[Short exercise]
Show every line of the records below that contains the word "text".

Dataset listings of figures:
* BEGIN *

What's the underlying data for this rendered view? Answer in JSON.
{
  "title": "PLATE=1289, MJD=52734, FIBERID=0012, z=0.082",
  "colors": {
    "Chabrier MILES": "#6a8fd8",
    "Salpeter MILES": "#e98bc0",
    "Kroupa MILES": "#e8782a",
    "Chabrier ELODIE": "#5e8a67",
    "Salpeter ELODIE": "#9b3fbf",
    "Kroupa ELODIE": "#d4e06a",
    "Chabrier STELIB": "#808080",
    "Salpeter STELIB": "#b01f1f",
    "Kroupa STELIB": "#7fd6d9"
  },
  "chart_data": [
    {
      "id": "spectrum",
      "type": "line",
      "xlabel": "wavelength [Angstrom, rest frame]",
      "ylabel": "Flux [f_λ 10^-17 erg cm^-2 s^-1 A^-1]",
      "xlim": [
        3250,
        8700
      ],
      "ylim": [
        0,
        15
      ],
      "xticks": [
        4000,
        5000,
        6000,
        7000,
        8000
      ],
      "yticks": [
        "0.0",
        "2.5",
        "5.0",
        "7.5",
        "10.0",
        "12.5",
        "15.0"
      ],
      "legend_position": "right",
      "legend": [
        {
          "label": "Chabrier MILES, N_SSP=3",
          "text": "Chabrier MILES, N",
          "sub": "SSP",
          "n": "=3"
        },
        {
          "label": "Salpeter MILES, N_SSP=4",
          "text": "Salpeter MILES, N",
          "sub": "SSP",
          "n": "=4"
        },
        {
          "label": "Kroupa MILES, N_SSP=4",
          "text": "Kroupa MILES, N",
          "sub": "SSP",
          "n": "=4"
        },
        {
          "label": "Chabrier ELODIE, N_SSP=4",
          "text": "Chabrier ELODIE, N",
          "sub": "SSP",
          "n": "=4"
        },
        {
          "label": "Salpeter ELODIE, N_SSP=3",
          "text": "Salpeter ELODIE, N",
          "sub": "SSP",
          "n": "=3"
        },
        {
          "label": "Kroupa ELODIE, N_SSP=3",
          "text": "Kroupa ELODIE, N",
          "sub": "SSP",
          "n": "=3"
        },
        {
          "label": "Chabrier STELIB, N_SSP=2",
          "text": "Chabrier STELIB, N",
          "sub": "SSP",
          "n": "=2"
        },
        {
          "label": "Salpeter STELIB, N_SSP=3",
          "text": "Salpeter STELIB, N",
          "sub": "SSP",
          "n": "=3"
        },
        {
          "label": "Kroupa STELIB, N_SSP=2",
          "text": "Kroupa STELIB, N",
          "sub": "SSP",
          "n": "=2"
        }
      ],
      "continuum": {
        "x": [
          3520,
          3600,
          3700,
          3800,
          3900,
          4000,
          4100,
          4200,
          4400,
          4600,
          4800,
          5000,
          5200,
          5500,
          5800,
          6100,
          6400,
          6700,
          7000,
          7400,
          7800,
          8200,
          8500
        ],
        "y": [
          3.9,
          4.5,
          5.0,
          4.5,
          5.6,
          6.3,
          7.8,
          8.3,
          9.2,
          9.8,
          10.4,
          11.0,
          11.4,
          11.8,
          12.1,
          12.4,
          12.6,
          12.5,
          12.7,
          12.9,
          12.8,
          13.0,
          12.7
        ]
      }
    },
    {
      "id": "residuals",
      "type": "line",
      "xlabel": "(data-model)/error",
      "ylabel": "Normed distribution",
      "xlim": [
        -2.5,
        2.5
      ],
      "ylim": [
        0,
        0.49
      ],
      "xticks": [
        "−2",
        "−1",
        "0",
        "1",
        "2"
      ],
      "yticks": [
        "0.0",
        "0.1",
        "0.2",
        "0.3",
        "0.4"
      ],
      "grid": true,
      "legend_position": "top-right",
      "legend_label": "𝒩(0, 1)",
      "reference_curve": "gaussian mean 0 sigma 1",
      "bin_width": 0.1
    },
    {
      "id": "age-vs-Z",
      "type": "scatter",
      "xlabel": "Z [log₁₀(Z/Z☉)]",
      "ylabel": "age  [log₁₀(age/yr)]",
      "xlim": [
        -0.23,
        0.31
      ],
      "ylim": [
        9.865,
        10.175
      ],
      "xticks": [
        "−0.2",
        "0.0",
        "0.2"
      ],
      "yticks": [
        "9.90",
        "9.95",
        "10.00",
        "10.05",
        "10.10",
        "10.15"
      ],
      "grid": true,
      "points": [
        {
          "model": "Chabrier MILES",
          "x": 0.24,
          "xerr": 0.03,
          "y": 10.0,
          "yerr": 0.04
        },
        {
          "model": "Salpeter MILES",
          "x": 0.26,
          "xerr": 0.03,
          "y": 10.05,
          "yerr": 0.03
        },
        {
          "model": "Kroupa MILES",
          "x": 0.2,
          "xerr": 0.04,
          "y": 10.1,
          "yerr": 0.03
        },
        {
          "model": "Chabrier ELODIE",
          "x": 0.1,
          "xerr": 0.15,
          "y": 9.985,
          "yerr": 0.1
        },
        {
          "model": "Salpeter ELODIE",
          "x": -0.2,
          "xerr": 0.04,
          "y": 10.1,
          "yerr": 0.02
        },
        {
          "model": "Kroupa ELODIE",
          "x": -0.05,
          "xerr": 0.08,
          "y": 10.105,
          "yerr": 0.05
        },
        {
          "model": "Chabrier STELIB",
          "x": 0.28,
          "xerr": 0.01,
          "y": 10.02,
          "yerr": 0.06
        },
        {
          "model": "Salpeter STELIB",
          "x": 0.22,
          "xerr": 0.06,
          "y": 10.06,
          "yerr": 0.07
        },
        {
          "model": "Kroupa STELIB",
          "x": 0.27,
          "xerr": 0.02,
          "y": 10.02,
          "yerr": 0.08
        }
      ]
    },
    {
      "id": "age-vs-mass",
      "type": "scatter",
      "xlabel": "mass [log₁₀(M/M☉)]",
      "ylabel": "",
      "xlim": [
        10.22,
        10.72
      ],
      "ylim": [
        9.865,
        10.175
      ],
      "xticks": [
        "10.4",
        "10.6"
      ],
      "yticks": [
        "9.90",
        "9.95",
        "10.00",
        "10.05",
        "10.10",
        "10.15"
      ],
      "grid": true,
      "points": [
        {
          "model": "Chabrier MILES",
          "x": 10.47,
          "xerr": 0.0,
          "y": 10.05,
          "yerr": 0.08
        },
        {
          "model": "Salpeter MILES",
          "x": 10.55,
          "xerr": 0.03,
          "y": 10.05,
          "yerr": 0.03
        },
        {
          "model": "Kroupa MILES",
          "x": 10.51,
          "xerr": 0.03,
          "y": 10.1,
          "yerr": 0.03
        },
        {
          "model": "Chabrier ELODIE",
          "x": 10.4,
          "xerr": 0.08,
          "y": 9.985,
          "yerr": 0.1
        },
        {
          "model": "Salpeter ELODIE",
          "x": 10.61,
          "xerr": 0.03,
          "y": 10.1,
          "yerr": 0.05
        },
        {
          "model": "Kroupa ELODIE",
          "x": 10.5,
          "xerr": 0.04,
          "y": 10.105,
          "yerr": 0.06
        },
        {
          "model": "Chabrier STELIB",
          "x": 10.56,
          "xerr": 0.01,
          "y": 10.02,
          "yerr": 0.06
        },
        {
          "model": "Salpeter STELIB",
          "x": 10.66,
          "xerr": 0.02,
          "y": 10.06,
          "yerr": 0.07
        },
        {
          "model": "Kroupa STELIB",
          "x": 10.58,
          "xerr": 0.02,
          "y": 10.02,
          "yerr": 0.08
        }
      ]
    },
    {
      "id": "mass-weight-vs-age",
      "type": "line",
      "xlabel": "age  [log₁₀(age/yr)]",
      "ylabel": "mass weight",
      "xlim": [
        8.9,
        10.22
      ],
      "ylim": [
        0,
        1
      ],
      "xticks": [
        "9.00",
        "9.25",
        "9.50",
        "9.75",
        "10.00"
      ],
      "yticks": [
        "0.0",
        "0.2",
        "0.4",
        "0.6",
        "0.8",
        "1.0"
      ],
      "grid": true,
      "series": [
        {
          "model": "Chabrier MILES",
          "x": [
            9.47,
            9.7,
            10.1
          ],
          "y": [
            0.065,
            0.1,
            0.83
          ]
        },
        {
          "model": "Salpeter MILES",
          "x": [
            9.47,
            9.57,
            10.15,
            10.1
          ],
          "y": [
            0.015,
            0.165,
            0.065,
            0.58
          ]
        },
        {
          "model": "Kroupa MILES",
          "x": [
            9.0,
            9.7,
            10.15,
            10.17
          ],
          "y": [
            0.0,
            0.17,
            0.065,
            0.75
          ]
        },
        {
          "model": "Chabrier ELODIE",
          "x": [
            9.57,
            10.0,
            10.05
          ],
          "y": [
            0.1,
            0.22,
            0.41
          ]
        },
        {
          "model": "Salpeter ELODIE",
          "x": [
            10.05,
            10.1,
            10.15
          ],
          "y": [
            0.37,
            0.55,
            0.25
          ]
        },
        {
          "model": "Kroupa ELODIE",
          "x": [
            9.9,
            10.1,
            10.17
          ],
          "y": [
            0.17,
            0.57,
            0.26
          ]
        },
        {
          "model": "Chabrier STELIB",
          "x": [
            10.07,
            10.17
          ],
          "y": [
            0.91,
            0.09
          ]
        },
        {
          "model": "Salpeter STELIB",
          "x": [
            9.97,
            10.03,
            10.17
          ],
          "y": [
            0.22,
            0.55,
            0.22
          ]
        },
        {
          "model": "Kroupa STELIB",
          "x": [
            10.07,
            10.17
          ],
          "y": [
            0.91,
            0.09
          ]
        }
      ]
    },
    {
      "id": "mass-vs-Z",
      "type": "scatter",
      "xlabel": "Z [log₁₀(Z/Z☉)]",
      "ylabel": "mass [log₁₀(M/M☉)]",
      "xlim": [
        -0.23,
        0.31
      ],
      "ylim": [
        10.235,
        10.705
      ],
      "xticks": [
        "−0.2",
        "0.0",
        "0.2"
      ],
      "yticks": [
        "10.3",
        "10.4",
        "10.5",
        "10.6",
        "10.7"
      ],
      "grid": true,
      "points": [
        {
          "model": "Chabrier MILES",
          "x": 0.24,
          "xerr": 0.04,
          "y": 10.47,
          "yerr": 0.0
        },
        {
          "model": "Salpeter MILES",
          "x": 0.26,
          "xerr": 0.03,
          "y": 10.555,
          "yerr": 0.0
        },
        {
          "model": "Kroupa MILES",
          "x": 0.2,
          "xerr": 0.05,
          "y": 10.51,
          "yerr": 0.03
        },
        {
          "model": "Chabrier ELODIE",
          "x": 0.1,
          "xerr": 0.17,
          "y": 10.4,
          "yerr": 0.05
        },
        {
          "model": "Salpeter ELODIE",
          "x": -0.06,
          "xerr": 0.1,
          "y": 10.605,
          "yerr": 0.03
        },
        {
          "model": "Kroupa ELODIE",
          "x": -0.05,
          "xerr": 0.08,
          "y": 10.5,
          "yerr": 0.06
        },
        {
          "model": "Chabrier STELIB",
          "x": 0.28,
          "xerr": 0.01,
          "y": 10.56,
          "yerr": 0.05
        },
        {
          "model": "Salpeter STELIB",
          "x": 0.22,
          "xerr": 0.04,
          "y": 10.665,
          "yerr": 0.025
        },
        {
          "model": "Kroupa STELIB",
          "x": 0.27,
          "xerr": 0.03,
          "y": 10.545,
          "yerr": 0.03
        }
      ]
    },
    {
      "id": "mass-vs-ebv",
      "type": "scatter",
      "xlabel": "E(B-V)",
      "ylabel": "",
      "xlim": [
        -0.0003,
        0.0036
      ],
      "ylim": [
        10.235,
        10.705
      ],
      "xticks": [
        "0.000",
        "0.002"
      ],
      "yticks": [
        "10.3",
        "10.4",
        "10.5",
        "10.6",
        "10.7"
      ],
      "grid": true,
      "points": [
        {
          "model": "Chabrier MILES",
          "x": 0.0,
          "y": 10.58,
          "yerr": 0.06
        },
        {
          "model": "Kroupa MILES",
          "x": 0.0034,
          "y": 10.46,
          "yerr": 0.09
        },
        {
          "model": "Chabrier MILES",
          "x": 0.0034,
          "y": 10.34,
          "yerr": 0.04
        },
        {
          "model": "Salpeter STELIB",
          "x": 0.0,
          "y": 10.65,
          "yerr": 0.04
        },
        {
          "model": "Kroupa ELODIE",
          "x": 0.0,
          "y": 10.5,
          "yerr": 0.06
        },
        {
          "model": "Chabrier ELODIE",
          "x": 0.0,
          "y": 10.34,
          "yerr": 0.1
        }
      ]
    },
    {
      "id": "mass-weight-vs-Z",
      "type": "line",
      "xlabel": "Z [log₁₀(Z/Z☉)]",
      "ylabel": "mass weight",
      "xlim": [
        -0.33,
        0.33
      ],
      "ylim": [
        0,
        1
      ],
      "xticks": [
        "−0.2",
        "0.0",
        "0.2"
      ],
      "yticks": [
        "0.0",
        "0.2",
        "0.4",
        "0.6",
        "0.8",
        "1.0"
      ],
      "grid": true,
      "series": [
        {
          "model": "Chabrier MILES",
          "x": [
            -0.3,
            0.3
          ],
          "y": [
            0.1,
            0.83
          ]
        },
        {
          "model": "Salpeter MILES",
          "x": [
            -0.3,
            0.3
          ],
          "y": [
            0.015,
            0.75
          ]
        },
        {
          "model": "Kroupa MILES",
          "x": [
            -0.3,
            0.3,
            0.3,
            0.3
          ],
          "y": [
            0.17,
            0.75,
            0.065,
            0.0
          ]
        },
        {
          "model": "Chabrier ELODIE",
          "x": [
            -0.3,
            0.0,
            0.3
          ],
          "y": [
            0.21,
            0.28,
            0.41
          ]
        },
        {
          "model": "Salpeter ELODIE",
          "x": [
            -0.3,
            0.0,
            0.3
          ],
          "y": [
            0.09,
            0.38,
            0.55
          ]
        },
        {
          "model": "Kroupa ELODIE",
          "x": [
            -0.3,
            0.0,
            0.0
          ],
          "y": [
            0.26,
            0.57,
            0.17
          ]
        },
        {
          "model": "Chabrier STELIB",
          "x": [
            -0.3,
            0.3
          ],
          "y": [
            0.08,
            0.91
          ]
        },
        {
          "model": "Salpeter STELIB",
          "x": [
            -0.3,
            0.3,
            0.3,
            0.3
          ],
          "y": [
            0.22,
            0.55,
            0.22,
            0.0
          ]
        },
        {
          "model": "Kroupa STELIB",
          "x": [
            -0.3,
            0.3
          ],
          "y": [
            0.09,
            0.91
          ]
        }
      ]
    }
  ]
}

* END *

[Exercise output]
          "text": "Chabrier MILES, N",
          "text": "Salpeter MILES, N",
          "text": "Kroupa MILES, N",
          "text": "Chabrier ELODIE, N",
          "text": "Salpeter ELODIE, N",
          "text": "Kroupa ELODIE, N",
          "text": "Chabrier STELIB, N",
          "text": "Salpeter STELIB, N",
          "text": "Kroupa STELIB, N",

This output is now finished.